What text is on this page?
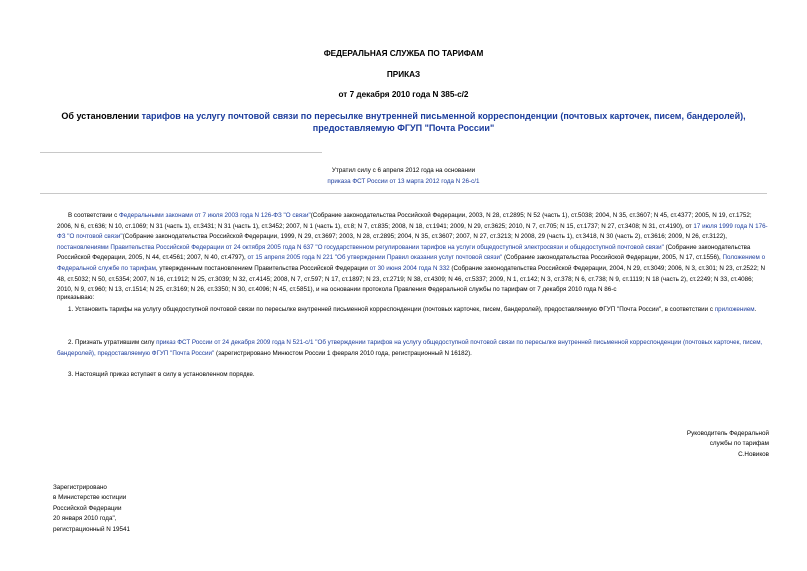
ФЕДЕРАЛЬНАЯ СЛУЖБА ПО ТАРИФАМ
ПРИКАЗ
от 7 декабря 2010 года N 385-с/2
Об установлении тарифов на услугу почтовой связи по пересылке внутренней письменной корреспонденции (почтовых карточек, писем, бандеролей), предоставляемую ФГУП "Почта России"
Утратил силу с 6 апреля 2012 года на основании
приказа ФСТ России от 13 марта 2012 года N 26-с/1
В соответствии с Федеральными законами от 7 июля 2003 года N 126-ФЗ "О связи"(Собрание законодательства Российской Федерации, 2003, N 28, ст.2895; N 52 (часть 1), ст.5038; 2004, N 35, ст.3607; N 45, ст.4377; 2005, N 19, ст.1752; 2006, N 6, ст.636; N 10, ст.1069; N 31 (часть 1), ст.3431; N 31 (часть 1), ст.3452; 2007, N 1 (часть 1), ст.8; N 7, ст.835; 2008, N 18, ст.1941; 2009, N 29, ст.3625; 2010, N 7, ст.705; N 15, ст.1737; N 27, ст.3408; N 31, ст.4190), от 17 июля 1999 года N 176-ФЗ "О почтовой связи"(Собрание законодательства Российской Федерации, 1999, N 29, ст.3697; 2003, N 28, ст.2895; 2004, N 35, ст.3607; 2007, N 27, ст.3213; N 2008, 29 (часть 1), ст.3418, N 30 (часть 2), ст.3616; 2009, N 26, ст.3122), постановлениями Правительства Российской Федерации от 24 октября 2005 года N 637 "О государственном регулировании тарифов на услуги общедоступной электросвязи и общедоступной почтовой связи" (Собрание законодательства Российской Федерации, 2005, N 44, ст.4561; 2007, N 40, ст.4797), от 15 апреля 2005 года N 221 "Об утверждении Правил оказания услуг почтовой связи" (Собрание законодательства Российской Федерации, 2005, N 17, ст.1556), Положением о Федеральной службе по тарифам, утвержденным постановлением Правительства Российской Федерации от 30 июня 2004 года N 332 (Собрание законодательства Российской Федерации, 2004, N 29, ст.3049; 2006, N 3, ст.301; N 23, ст.2522; N 48, ст.5032; N 50, ст.5354; 2007, N 16, ст.1912; N 25, ст.3039; N 32, ст.4145; 2008, N 7, ст.597; N 17, ст.1897; N 23, ст.2719; N 38, ст.4309; N 46, ст.5337; 2009, N 1, ст.142; N 3, ст.378; N 6, ст.738; N 9, ст.1119; N 18 (часть 2), ст.2249; N 33, ст.4086; 2010, N 9, ст.960; N 13, ст.1514; N 25, ст.3169; N 26, ст.3350; N 30, ст.4096; N 45, ст.5851), и на основании протокола Правления Федеральной службы по тарифам от 7 декабря 2010 года N 86-с
приказываю:
1. Установить тарифы на услугу общедоступной почтовой связи по пересылке внутренней письменной корреспонденции (почтовых карточек, писем, бандеролей), предоставляемую ФГУП "Почта России", в соответствии с приложением.
2. Признать утратившим силу приказ ФСТ России от 24 декабря 2009 года N 521-с/1 "Об утверждении тарифов на услугу общедоступной почтовой связи по пересылке внутренней письменной корреспонденции (почтовых карточек, писем, бандеролей), предоставляемую ФГУП "Почта России" (зарегистрировано Минюстом России 1 февраля 2010 года, регистрационный N 16182).
3. Настоящий приказ вступает в силу в установленном порядке.
Руководитель Федеральной
службы по тарифам
С.Новиков
Зарегистрировано
в Министерстве юстиции
Российской Федерации
20 января 2010 года",
регистрационный N 19541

-- -- --

### WHAT TO DO
Report all lines of the material that contain the word "предоставляемую".

### FULL ANSWER
Об установлении тарифов на услугу почтовой связи по пересылке внутренней письменной корреспонденции (почтовых карточек, писем, бандеролей), предоставляемую ФГУП "Почта России"
1. Установить тарифы на услугу общедоступной почтовой связи по пересылке внутренней письменной корреспонденции (почтовых карточек, писем, бандеролей), предоставляемую ФГУП "Почта России", в соответствии с приложением.
2. Признать утратившим силу приказ ФСТ России от 24 декабря 2009 года N 521-с/1 "Об утверждении тарифов на услугу общедоступной почтовой связи по пересылке внутренней письменной корреспонденции (почтовых карточек, писем, бандеролей), предоставляемую ФГУП "Почта России" (зарегистрировано Минюстом России 1 февраля 2010 года, регистрационный N 16182).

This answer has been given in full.